Locate the word "klikgesp" in the entries below, then gather every line that holds it.
****************
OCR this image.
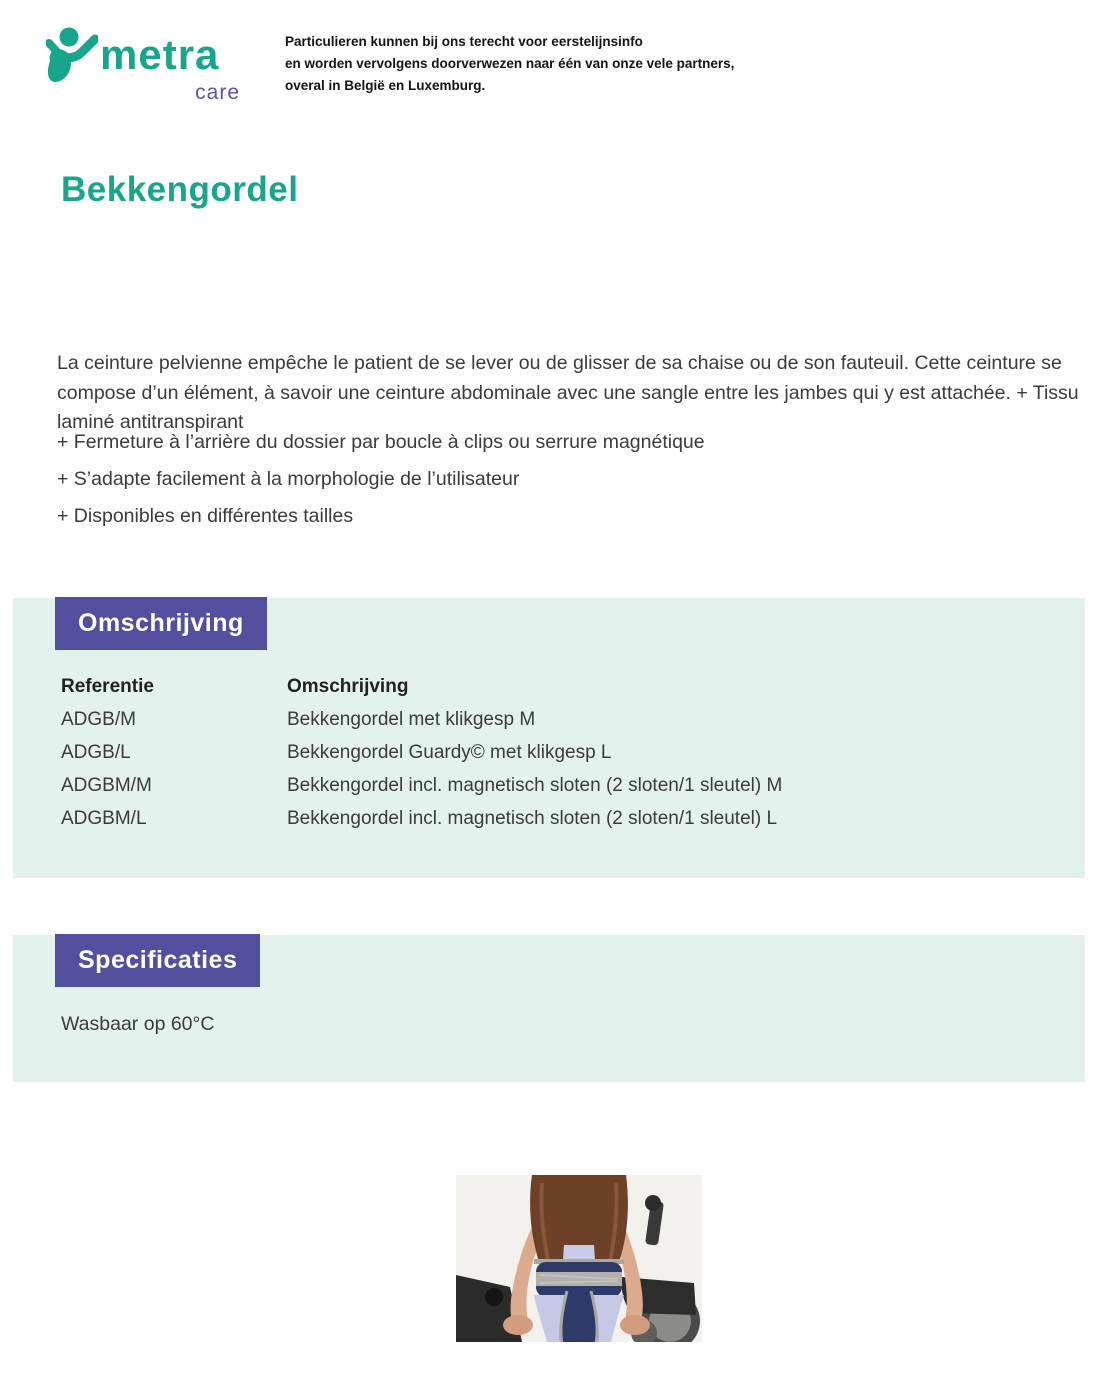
metra
care
Particulieren kunnen bij ons terecht voor eerstelijnsinfo
en worden vervolgens doorverwezen naar één van onze vele partners,
overal in België en Luxemburg.
Bekkengordel
La ceinture pelvienne empêche le patient de se lever ou de glisser de sa chaise ou de son fauteuil. Cette ceinture se compose d’un élément, à savoir une ceinture abdominale avec une sangle entre les jambes qui y est attachée. + Tissu laminé antitranspirant
+ Fermeture à l’arrière du dossier par boucle à clips ou serrure magnétique
+ S’adapte facilement à la morphologie de l’utilisateur
+ Disponibles en différentes tailles
Omschrijving
Referentie	Omschrijving
ADGB/M	Bekkengordel met klikgesp M
ADGB/L	Bekkengordel Guardy© met klikgesp L
ADGBM/M	Bekkengordel incl. magnetisch sloten (2 sloten/1 sleutel) M
ADGBM/L	Bekkengordel incl. magnetisch sloten (2 sloten/1 sleutel) L
Specificaties
Wasbaar op 60°C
****************
- Result for this task -
ADGB/M	Bekkengordel met klikgesp M
ADGB/L	Bekkengordel Guardy© met klikgesp L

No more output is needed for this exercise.